— Begin Records shown —
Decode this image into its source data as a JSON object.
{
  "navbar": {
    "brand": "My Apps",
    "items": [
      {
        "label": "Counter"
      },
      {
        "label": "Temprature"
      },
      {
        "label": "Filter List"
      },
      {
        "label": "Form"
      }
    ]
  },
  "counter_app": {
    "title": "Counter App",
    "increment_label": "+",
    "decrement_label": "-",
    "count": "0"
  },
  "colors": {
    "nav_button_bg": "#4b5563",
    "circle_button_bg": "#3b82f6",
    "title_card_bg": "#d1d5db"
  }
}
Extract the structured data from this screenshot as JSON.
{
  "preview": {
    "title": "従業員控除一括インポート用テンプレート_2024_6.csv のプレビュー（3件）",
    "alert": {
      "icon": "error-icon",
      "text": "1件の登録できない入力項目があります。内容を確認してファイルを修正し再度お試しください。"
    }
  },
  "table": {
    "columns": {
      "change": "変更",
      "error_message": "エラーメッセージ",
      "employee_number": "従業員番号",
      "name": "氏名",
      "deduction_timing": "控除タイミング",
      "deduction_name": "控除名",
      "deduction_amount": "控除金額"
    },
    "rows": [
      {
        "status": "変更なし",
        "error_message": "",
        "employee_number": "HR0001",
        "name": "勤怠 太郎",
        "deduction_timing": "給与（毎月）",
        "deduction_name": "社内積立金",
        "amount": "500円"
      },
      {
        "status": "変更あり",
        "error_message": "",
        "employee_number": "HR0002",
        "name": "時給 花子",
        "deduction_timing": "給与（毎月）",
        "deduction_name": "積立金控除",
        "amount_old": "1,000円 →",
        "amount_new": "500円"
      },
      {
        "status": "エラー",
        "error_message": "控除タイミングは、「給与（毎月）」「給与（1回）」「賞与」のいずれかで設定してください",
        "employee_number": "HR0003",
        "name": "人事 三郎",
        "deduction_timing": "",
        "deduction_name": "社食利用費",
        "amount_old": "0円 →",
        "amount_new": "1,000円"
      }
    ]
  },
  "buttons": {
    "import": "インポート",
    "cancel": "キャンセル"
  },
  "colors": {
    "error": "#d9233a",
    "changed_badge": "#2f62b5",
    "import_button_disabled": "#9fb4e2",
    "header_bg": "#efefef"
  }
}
— End Records shown —
▸ What you have to do: Extract the whole listing, character for character.

▸ Written reply:
Decode this image into its source data as a JSON object.
{
  "navbar": {
    "brand": "My Apps",
    "items": [
      {
        "label": "Counter"
      },
      {
        "label": "Temprature"
      },
      {
        "label": "Filter List"
      },
      {
        "label": "Form"
      }
    ]
  },
  "counter_app": {
    "title": "Counter App",
    "increment_label": "+",
    "decrement_label": "-",
    "count": "0"
  },
  "colors": {
    "nav_button_bg": "#4b5563",
    "circle_button_bg": "#3b82f6",
    "title_card_bg": "#d1d5db"
  }
}
Extract the structured data from this screenshot as JSON.
{
  "preview": {
    "title": "従業員控除一括インポート用テンプレート_2024_6.csv のプレビュー（3件）",
    "alert": {
      "icon": "error-icon",
      "text": "1件の登録できない入力項目があります。内容を確認してファイルを修正し再度お試しください。"
    }
  },
  "table": {
    "columns": {
      "change": "変更",
      "error_message": "エラーメッセージ",
      "employee_number": "従業員番号",
      "name": "氏名",
      "deduction_timing": "控除タイミング",
      "deduction_name": "控除名",
      "deduction_amount": "控除金額"
    },
    "rows": [
      {
        "status": "変更なし",
        "error_message": "",
        "employee_number": "HR0001",
        "name": "勤怠 太郎",
        "deduction_timing": "給与（毎月）",
        "deduction_name": "社内積立金",
        "amount": "500円"
      },
      {
        "status": "変更あり",
        "error_message": "",
        "employee_number": "HR0002",
        "name": "時給 花子",
        "deduction_timing": "給与（毎月）",
        "deduction_name": "積立金控除",
        "amount_old": "1,000円 →",
        "amount_new": "500円"
      },
      {
        "status": "エラー",
        "error_message": "控除タイミングは、「給与（毎月）」「給与（1回）」「賞与」のいずれかで設定してください",
        "employee_number": "HR0003",
        "name": "人事 三郎",
        "deduction_timing": "",
        "deduction_name": "社食利用費",
        "amount_old": "0円 →",
        "amount_new": "1,000円"
      }
    ]
  },
  "buttons": {
    "import": "インポート",
    "cancel": "キャンセル"
  },
  "colors": {
    "error": "#d9233a",
    "changed_badge": "#2f62b5",
    "import_button_disabled": "#9fb4e2",
    "header_bg": "#efefef"
  }
}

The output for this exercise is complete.